*Data for this exercise*.
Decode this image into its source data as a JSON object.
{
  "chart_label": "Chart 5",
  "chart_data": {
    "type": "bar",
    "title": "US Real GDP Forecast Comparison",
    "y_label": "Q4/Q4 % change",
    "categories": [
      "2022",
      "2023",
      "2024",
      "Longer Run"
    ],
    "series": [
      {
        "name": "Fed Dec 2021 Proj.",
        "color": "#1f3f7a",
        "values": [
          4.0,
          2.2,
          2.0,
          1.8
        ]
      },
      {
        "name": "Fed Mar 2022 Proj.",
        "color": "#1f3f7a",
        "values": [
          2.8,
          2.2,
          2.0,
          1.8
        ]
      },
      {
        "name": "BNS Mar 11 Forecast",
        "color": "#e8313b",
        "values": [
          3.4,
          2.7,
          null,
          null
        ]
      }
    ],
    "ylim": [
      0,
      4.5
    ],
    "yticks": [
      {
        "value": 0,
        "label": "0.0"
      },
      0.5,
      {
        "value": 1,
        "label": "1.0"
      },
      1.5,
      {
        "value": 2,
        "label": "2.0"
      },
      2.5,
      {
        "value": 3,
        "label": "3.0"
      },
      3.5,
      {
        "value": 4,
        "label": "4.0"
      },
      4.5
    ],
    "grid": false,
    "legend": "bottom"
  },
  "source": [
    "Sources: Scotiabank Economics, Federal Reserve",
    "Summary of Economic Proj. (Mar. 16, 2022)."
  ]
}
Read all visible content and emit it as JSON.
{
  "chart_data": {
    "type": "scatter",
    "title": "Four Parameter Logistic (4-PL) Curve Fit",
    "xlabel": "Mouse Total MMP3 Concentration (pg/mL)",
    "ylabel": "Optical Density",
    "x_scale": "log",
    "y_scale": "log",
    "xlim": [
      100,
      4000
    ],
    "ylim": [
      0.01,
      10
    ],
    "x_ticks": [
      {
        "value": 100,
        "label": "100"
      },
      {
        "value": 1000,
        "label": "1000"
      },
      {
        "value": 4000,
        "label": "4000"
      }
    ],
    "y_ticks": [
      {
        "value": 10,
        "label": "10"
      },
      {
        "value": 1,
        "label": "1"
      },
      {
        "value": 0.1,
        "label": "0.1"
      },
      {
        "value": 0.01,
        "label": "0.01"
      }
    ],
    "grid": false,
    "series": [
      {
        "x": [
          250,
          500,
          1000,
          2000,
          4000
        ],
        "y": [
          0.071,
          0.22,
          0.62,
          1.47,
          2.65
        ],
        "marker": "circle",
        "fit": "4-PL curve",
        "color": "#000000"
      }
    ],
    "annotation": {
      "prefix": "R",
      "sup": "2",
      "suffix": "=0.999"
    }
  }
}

*Problem requirements*. Above are the records; retype every one exactly.

*Output for this task*.
Decode this image into its source data as a JSON object.
{
  "chart_label": "Chart 5",
  "chart_data": {
    "type": "bar",
    "title": "US Real GDP Forecast Comparison",
    "y_label": "Q4/Q4 % change",
    "categories": [
      "2022",
      "2023",
      "2024",
      "Longer Run"
    ],
    "series": [
      {
        "name": "Fed Dec 2021 Proj.",
        "color": "#1f3f7a",
        "values": [
          4.0,
          2.2,
          2.0,
          1.8
        ]
      },
      {
        "name": "Fed Mar 2022 Proj.",
        "color": "#1f3f7a",
        "values": [
          2.8,
          2.2,
          2.0,
          1.8
        ]
      },
      {
        "name": "BNS Mar 11 Forecast",
        "color": "#e8313b",
        "values": [
          3.4,
          2.7,
          null,
          null
        ]
      }
    ],
    "ylim": [
      0,
      4.5
    ],
    "yticks": [
      {
        "value": 0,
        "label": "0.0"
      },
      0.5,
      {
        "value": 1,
        "label": "1.0"
      },
      1.5,
      {
        "value": 2,
        "label": "2.0"
      },
      2.5,
      {
        "value": 3,
        "label": "3.0"
      },
      3.5,
      {
        "value": 4,
        "label": "4.0"
      },
      4.5
    ],
    "grid": false,
    "legend": "bottom"
  },
  "source": [
    "Sources: Scotiabank Economics, Federal Reserve",
    "Summary of Economic Proj. (Mar. 16, 2022)."
  ]
}
Read all visible content and emit it as JSON.
{
  "chart_data": {
    "type": "scatter",
    "title": "Four Parameter Logistic (4-PL) Curve Fit",
    "xlabel": "Mouse Total MMP3 Concentration (pg/mL)",
    "ylabel": "Optical Density",
    "x_scale": "log",
    "y_scale": "log",
    "xlim": [
      100,
      4000
    ],
    "ylim": [
      0.01,
      10
    ],
    "x_ticks": [
      {
        "value": 100,
        "label": "100"
      },
      {
        "value": 1000,
        "label": "1000"
      },
      {
        "value": 4000,
        "label": "4000"
      }
    ],
    "y_ticks": [
      {
        "value": 10,
        "label": "10"
      },
      {
        "value": 1,
        "label": "1"
      },
      {
        "value": 0.1,
        "label": "0.1"
      },
      {
        "value": 0.01,
        "label": "0.01"
      }
    ],
    "grid": false,
    "series": [
      {
        "x": [
          250,
          500,
          1000,
          2000,
          4000
        ],
        "y": [
          0.071,
          0.22,
          0.62,
          1.47,
          2.65
        ],
        "marker": "circle",
        "fit": "4-PL curve",
        "color": "#000000"
      }
    ],
    "annotation": {
      "prefix": "R",
      "sup": "2",
      "suffix": "=0.999"
    }
  }
}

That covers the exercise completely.